— START OF Material for this exercise —

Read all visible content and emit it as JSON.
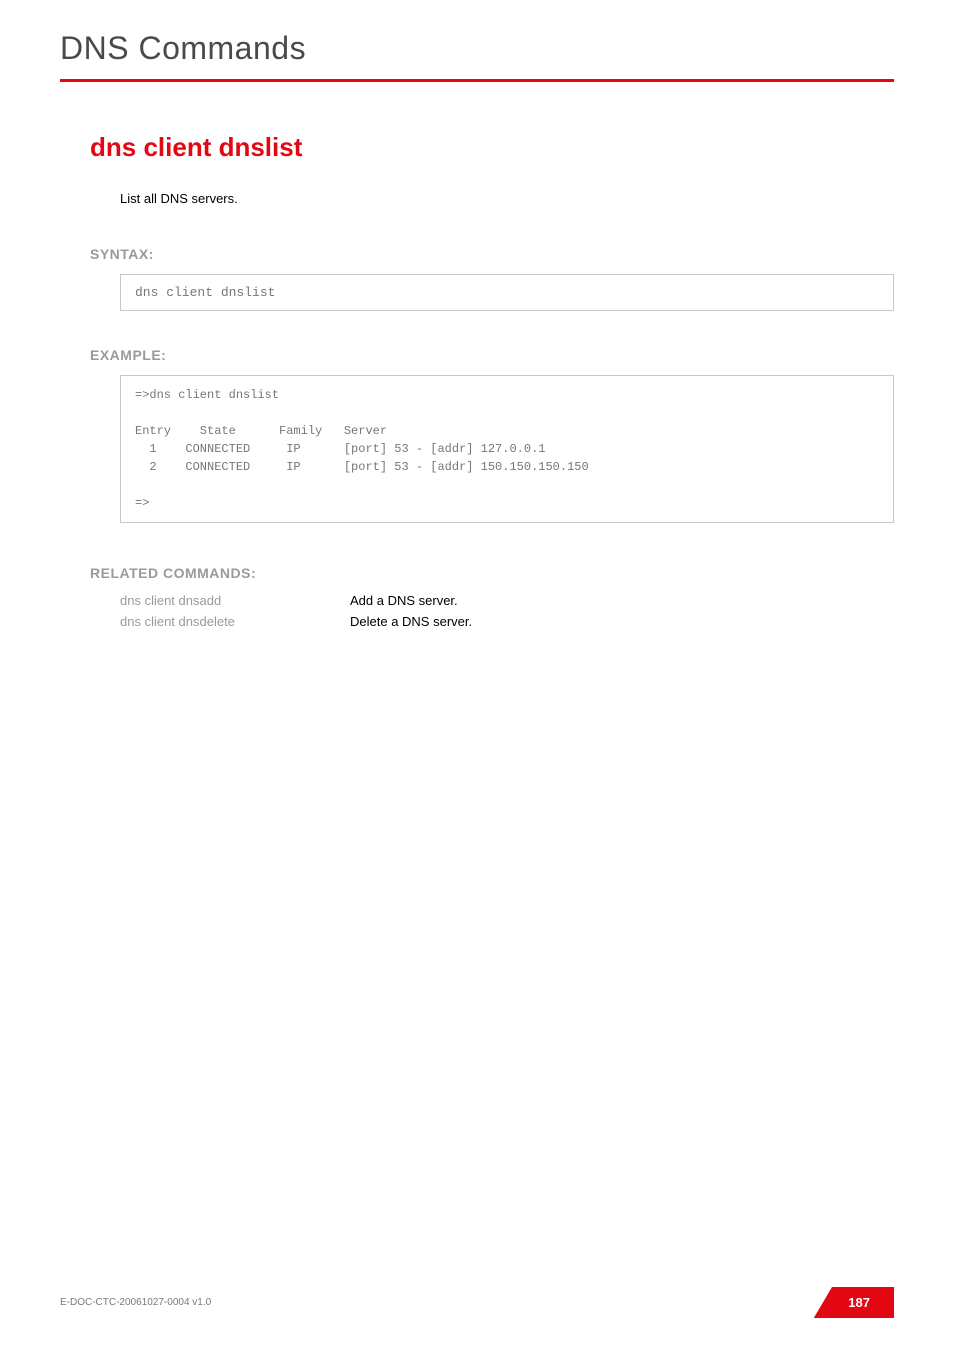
{
  "chapter": "DNS Commands",
  "command": {
    "title": "dns client dnslist",
    "description": "List all DNS servers."
  },
  "sections": {
    "syntax_heading": "SYNTAX:",
    "syntax_text": "dns client dnslist",
    "example_heading": "EXAMPLE:",
    "example_text": "=>dns client dnslist\n\nEntry    State      Family   Server\n  1    CONNECTED     IP      [port] 53 - [addr] 127.0.0.1\n  2    CONNECTED     IP      [port] 53 - [addr] 150.150.150.150\n\n=>",
    "related_heading": "RELATED COMMANDS:"
  },
  "related": [
    {
      "cmd": "dns client dnsadd",
      "desc": "Add a DNS server."
    },
    {
      "cmd": "dns client dnsdelete",
      "desc": "Delete a DNS server."
    }
  ],
  "footer": {
    "doc_id": "E-DOC-CTC-20061027-0004 v1.0",
    "page": "187"
  }
}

— END OF Material for this exercise —

Leave out the pictures and restate everything else word for word.

Read all visible content and emit it as JSON.
{
  "chapter": "DNS Commands",
  "command": {
    "title": "dns client dnslist",
    "description": "List all DNS servers."
  },
  "sections": {
    "syntax_heading": "SYNTAX:",
    "syntax_text": "dns client dnslist",
    "example_heading": "EXAMPLE:",
    "example_text": "=>dns client dnslist\n\nEntry    State      Family   Server\n  1    CONNECTED     IP      [port] 53 - [addr] 127.0.0.1\n  2    CONNECTED     IP      [port] 53 - [addr] 150.150.150.150\n\n=>",
    "related_heading": "RELATED COMMANDS:"
  },
  "related": [
    {
      "cmd": "dns client dnsadd",
      "desc": "Add a DNS server."
    },
    {
      "cmd": "dns client dnsdelete",
      "desc": "Delete a DNS server."
    }
  ],
  "footer": {
    "doc_id": "E-DOC-CTC-20061027-0004 v1.0",
    "page": "187"
  }
}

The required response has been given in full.